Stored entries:
____

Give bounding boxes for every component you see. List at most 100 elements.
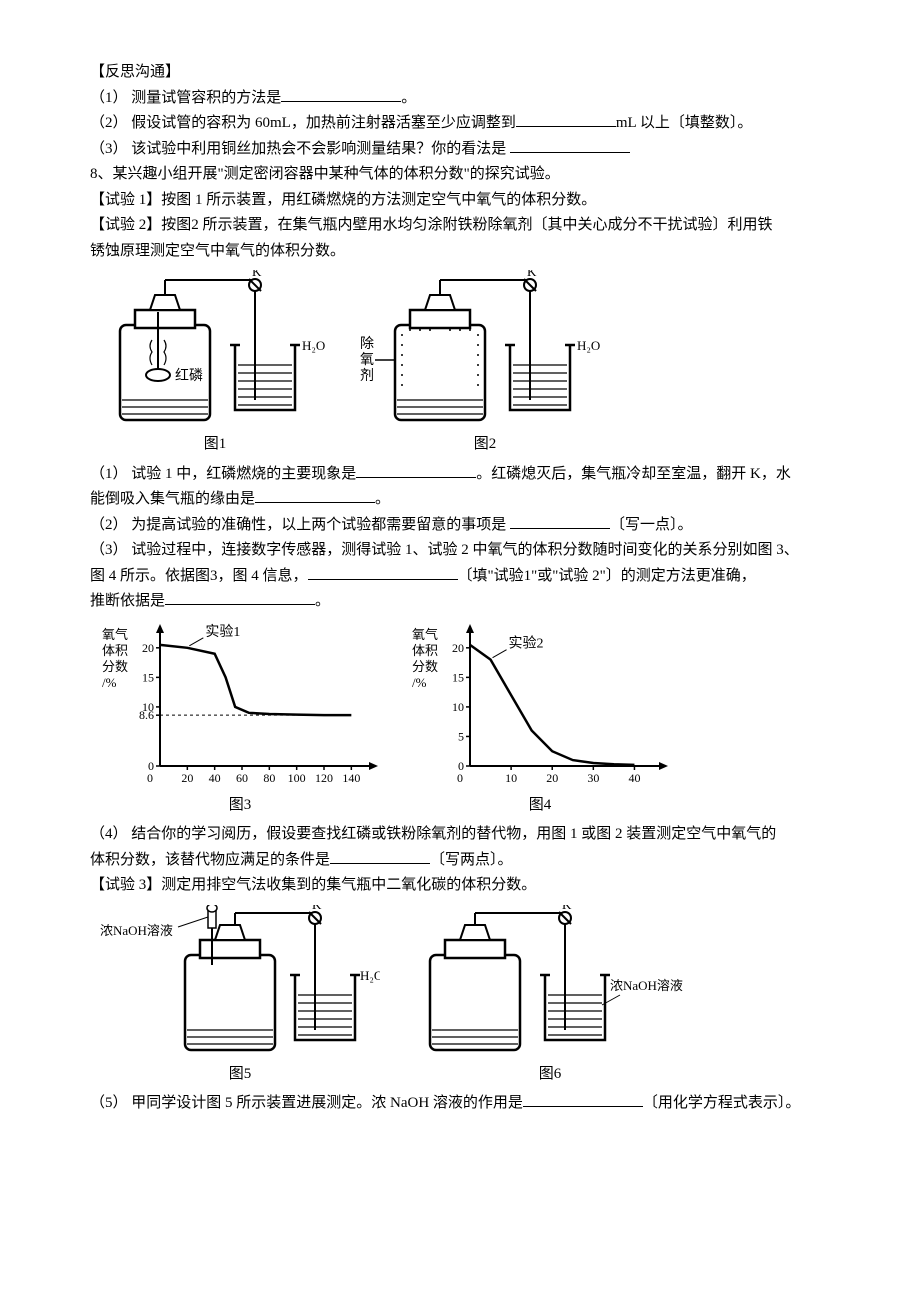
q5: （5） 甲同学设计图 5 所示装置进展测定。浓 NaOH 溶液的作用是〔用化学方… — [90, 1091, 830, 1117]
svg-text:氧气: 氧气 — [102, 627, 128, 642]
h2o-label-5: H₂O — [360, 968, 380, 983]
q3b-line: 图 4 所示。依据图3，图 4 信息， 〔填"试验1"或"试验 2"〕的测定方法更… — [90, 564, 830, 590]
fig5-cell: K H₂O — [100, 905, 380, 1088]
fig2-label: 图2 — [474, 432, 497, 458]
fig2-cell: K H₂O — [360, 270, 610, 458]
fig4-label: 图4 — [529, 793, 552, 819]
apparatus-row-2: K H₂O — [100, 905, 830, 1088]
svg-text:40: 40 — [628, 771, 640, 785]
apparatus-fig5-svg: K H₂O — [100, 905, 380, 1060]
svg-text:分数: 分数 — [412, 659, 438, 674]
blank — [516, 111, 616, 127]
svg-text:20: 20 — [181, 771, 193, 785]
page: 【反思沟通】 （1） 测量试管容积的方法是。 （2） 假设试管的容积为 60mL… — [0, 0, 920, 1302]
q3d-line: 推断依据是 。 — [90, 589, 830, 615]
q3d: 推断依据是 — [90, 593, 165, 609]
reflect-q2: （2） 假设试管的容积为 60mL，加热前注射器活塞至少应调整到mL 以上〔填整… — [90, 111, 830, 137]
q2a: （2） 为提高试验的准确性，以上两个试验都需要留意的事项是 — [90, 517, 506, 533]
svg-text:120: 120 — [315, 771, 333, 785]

____

Exercise goal:
Reproduce the part of the records that opens with the line containing "q5: （5） 甲同学设计图" and closes with the last line of the records, changing every "svg-text" to "svg-caption" and keeping all else the same.

Problem solution:
q5: （5） 甲同学设计图 5 所示装置进展测定。浓 NaOH 溶液的作用是〔用化学方… — [90, 1091, 830, 1117]
svg-caption:氧气: 氧气 — [102, 627, 128, 642]
h2o-label-5: H₂O — [360, 968, 380, 983]
q3b-line: 图 4 所示。依据图3，图 4 信息， 〔填"试验1"或"试验 2"〕的测定方法更… — [90, 564, 830, 590]
fig5-cell: K H₂O — [100, 905, 380, 1088]
fig2-label: 图2 — [474, 432, 497, 458]
fig2-cell: K H₂O — [360, 270, 610, 458]
fig4-label: 图4 — [529, 793, 552, 819]
apparatus-row-2: K H₂O — [100, 905, 830, 1088]
svg-caption:40: 40 — [628, 771, 640, 785]
apparatus-fig5-svg: K H₂O — [100, 905, 380, 1060]
svg-caption:分数: 分数 — [412, 659, 438, 674]
blank — [516, 111, 616, 127]
svg-caption:20: 20 — [181, 771, 193, 785]
page: 【反思沟通】 （1） 测量试管容积的方法是。 （2） 假设试管的容积为 60mL… — [0, 0, 920, 1302]
q3d-line: 推断依据是 。 — [90, 589, 830, 615]
q3d: 推断依据是 — [90, 593, 165, 609]
reflect-q2: （2） 假设试管的容积为 60mL，加热前注射器活塞至少应调整到mL 以上〔填整… — [90, 111, 830, 137]
q2a: （2） 为提高试验的准确性，以上两个试验都需要留意的事项是 — [90, 517, 506, 533]
svg-caption:120: 120 — [315, 771, 333, 785]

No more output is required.